*Given instruction:* Rewrite the data from its first line through the line that contains "legend-entry-4: Dark halo", changing "data-marker" to "point-marker" and leaving everything else as it is.

*Records in a dataset:*
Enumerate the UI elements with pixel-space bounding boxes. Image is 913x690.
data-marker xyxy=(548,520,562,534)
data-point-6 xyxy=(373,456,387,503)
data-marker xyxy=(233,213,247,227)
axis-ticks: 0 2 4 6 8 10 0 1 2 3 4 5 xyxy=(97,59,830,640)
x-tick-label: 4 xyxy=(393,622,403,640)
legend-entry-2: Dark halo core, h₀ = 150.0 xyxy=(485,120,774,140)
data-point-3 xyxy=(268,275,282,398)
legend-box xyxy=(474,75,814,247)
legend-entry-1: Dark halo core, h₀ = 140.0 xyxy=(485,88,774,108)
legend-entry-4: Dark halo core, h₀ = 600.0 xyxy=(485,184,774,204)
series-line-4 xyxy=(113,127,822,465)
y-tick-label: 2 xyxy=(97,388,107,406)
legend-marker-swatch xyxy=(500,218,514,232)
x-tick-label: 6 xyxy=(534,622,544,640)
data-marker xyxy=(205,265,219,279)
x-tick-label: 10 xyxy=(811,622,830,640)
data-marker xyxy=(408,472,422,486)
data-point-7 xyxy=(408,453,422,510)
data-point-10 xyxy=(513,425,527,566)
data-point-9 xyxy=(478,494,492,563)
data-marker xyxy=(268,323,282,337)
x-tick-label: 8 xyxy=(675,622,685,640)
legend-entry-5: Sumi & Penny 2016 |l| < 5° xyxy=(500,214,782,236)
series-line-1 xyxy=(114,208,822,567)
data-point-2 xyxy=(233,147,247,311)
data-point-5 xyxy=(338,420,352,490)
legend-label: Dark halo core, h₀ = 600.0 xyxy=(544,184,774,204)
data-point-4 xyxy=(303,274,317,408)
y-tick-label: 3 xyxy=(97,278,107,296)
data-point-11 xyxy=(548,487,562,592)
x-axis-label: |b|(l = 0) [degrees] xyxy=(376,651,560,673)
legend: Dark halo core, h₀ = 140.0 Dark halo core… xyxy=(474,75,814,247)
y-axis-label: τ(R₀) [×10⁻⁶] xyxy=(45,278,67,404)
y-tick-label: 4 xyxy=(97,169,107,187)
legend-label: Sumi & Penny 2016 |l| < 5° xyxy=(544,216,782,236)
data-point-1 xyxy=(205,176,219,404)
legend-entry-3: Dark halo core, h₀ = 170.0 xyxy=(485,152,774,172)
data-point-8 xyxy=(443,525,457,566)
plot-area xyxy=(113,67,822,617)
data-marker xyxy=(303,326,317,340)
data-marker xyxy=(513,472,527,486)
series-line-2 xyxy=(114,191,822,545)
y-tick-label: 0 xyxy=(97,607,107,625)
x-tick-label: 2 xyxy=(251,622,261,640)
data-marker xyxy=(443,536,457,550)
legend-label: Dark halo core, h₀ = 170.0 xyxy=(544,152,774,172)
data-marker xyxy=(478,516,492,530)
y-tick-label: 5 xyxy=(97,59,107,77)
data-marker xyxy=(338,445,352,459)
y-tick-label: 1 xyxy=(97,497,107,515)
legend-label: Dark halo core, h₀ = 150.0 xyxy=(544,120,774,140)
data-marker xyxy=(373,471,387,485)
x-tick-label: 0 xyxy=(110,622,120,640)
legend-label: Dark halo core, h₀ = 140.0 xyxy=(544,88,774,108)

*Response for this exercise:*
Enumerate the UI elements with pixel-space bounding boxes. Image is 913x690.
point-marker xyxy=(548,520,562,534)
data-point-6 xyxy=(373,456,387,503)
point-marker xyxy=(233,213,247,227)
axis-ticks: 0 2 4 6 8 10 0 1 2 3 4 5 xyxy=(97,59,830,640)
x-tick-label: 4 xyxy=(393,622,403,640)
legend-entry-2: Dark halo core, h₀ = 150.0 xyxy=(485,120,774,140)
data-point-3 xyxy=(268,275,282,398)
legend-box xyxy=(474,75,814,247)
legend-entry-1: Dark halo core, h₀ = 140.0 xyxy=(485,88,774,108)
legend-entry-4: Dark halo core, h₀ = 600.0 xyxy=(485,184,774,204)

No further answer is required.